▸ **GOAL**: From the entries provided below, copy each line that contains the word "title".

▸ **SOURCE DATA**:
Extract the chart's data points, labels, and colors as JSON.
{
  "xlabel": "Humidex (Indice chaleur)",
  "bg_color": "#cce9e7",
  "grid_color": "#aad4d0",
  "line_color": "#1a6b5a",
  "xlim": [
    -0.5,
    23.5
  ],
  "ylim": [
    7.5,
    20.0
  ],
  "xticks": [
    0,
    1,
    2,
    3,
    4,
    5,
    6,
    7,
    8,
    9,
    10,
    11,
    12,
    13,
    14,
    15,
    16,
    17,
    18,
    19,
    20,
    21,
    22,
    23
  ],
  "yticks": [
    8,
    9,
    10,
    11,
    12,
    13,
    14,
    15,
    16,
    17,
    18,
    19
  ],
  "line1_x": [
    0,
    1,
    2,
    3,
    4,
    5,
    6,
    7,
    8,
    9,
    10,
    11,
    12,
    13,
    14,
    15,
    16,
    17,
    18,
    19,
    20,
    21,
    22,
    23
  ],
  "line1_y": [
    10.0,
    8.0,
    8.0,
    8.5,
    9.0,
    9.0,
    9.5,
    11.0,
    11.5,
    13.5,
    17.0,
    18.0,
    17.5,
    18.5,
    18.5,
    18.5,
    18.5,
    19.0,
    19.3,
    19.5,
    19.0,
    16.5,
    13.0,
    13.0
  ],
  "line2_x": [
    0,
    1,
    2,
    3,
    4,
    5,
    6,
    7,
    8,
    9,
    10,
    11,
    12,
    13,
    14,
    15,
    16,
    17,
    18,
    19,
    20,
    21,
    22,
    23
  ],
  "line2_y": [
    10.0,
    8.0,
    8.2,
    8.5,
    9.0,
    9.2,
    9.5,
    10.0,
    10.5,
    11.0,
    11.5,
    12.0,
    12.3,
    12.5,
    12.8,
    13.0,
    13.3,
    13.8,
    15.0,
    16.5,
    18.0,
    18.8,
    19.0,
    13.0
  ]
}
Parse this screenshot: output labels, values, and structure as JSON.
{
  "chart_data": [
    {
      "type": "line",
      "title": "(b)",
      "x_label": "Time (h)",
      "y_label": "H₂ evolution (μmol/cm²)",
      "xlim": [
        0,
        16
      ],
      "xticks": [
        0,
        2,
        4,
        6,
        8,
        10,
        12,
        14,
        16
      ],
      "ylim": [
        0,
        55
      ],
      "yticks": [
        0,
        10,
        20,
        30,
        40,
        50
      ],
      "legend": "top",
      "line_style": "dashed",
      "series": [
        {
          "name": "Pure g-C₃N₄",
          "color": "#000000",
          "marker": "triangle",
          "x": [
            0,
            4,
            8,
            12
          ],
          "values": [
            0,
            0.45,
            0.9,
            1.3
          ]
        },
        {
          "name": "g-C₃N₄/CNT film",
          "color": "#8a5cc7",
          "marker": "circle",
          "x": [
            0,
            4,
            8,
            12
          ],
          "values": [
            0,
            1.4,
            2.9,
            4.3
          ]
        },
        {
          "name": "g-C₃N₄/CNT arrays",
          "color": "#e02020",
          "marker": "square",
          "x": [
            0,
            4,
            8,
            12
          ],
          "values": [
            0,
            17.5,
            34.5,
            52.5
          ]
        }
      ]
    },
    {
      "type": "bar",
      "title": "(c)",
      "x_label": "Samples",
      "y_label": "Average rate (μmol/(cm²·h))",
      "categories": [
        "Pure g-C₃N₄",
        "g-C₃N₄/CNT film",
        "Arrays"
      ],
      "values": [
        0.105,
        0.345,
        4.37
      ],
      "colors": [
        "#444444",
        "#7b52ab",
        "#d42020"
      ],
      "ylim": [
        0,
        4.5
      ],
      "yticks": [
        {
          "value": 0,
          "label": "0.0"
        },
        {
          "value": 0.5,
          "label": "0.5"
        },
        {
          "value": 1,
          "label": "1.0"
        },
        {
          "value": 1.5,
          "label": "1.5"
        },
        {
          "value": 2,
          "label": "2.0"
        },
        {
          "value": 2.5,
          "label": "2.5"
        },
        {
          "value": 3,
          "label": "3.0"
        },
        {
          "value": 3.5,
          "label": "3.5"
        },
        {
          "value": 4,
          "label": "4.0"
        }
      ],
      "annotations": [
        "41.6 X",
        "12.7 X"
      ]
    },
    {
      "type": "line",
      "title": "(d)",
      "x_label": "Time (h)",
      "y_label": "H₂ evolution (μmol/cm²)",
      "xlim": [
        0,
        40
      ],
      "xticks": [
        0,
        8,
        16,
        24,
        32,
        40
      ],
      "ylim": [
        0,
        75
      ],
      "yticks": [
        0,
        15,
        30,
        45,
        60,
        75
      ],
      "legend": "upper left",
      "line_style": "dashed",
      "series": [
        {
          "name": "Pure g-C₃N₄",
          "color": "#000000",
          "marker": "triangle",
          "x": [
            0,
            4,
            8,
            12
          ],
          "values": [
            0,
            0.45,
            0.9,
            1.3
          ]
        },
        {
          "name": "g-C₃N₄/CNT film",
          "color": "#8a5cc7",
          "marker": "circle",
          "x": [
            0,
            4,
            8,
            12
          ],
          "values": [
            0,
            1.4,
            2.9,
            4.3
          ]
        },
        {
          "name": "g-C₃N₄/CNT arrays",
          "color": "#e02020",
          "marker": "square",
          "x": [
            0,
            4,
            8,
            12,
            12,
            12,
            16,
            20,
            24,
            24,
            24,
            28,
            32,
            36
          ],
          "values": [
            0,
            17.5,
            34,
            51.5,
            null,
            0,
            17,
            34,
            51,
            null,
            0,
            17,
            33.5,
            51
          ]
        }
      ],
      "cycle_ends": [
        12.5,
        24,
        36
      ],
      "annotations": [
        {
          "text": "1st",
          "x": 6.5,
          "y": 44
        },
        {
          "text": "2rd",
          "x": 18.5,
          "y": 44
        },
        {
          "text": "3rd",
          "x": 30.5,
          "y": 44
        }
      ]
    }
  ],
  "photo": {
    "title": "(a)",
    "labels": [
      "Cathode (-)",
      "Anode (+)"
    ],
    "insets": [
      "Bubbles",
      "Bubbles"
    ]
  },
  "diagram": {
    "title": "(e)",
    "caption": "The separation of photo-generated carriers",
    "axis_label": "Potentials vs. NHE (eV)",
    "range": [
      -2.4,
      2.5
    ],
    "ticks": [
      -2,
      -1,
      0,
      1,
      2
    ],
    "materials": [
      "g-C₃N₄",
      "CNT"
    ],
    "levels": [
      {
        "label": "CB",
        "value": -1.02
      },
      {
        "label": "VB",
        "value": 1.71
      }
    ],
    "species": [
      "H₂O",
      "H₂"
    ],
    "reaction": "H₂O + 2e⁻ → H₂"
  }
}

--

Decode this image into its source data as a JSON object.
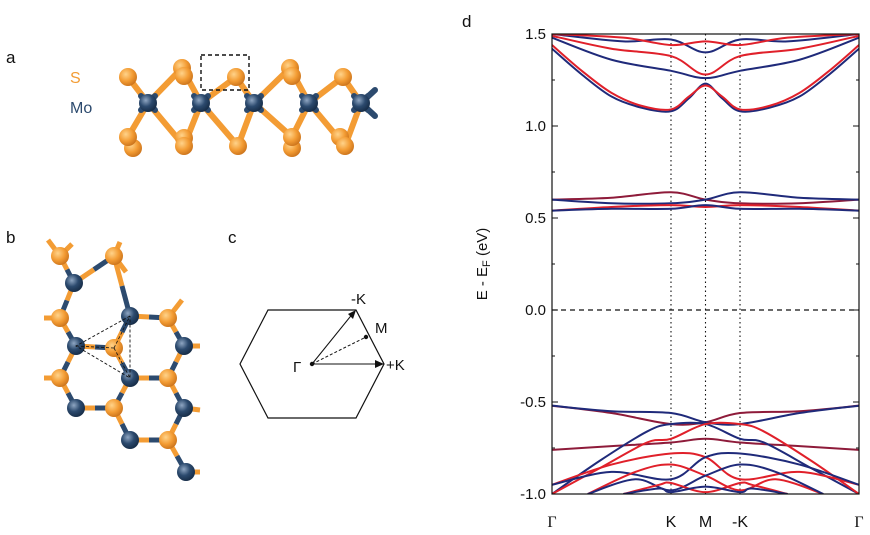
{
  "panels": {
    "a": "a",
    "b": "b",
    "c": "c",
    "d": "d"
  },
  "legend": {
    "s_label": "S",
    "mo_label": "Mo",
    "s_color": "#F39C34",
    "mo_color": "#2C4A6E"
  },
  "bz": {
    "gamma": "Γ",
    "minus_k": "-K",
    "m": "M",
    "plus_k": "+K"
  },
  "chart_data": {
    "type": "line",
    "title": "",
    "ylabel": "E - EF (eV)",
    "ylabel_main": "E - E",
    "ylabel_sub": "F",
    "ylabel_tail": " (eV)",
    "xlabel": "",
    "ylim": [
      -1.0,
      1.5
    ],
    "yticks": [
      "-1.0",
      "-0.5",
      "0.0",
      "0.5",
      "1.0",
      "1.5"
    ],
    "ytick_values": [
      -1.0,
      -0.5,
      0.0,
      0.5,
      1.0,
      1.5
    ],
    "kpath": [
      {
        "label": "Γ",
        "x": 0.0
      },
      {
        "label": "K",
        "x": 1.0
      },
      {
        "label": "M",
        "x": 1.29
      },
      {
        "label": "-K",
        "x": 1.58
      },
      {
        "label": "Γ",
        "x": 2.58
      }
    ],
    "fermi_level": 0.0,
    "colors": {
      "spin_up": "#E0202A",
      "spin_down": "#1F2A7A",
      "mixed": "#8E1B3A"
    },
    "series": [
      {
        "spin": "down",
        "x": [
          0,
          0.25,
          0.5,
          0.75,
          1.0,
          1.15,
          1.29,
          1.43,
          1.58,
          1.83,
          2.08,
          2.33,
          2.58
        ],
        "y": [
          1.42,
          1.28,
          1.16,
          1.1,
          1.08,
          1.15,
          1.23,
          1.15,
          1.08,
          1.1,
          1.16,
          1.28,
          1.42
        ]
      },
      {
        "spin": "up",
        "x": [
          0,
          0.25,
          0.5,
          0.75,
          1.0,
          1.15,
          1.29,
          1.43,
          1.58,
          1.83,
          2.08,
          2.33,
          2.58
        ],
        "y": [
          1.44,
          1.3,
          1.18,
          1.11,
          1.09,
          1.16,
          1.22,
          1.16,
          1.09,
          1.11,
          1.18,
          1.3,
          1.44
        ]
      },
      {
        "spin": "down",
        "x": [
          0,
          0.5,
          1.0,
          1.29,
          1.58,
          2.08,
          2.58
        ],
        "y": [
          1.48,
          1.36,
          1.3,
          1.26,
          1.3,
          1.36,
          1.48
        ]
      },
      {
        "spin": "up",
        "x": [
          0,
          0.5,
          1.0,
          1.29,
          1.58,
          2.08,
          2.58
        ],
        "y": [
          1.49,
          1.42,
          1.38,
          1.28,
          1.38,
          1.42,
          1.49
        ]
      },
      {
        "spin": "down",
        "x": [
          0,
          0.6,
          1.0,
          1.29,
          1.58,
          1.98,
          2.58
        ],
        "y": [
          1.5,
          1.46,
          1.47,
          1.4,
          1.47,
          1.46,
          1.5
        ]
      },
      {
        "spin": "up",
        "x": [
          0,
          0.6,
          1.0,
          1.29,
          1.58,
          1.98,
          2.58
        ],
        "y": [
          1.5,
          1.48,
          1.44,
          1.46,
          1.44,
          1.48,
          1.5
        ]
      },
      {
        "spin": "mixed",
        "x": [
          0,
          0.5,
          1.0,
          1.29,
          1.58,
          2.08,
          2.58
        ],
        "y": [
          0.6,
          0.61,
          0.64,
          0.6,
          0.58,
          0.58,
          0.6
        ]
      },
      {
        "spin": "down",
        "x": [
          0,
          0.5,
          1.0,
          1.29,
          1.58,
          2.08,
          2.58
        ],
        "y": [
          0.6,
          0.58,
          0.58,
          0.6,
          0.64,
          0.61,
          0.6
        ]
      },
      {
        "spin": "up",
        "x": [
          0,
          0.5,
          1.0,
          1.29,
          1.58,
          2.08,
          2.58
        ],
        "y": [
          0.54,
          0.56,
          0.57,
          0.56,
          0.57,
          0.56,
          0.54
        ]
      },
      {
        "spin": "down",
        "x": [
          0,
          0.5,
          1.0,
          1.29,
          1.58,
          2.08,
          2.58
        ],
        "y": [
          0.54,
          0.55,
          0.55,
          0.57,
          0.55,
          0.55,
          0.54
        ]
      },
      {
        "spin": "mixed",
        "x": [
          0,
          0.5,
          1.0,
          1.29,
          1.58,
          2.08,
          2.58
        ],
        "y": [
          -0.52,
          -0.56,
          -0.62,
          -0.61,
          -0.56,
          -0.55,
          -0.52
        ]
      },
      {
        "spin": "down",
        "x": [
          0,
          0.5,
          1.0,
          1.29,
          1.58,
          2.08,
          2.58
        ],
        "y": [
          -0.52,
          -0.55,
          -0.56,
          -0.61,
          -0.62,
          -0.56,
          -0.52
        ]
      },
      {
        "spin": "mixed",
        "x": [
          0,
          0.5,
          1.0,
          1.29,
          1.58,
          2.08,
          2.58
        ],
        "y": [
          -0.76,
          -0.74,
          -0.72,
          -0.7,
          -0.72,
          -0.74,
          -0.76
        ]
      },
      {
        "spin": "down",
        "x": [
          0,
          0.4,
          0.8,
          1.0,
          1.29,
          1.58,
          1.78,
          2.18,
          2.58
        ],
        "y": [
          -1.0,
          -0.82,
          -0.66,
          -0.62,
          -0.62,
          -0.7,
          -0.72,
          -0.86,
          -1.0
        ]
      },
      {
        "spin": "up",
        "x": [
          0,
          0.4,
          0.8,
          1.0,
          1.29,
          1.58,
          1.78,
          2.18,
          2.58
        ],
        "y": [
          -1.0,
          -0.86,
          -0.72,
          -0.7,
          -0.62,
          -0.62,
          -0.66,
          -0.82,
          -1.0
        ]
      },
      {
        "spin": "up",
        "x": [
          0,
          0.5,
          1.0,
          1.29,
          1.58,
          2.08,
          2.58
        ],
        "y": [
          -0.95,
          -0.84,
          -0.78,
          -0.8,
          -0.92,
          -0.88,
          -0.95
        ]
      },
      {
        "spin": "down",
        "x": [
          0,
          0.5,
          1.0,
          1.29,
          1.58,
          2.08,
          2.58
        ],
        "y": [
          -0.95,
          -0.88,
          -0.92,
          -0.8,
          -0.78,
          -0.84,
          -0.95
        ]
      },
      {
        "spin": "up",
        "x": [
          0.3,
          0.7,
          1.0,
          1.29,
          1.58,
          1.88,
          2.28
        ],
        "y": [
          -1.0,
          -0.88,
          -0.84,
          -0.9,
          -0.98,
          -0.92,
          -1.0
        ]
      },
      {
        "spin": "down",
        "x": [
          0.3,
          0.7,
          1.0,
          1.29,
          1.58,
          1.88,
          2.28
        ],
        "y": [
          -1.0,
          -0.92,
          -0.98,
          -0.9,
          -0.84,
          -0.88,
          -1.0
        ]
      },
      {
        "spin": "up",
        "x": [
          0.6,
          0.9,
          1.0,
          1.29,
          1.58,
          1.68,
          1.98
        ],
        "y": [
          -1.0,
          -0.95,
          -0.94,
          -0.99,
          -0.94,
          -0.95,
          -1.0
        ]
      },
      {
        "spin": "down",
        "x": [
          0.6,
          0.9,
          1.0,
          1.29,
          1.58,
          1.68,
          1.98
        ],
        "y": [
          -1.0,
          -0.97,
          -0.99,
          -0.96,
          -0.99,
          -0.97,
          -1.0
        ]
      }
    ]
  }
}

▸ **REPLY**:
      "title": "(b)",
      "title": "(c)",
      "title": "(d)",
    "title": "(a)",
    "title": "(e)",
    "title": "",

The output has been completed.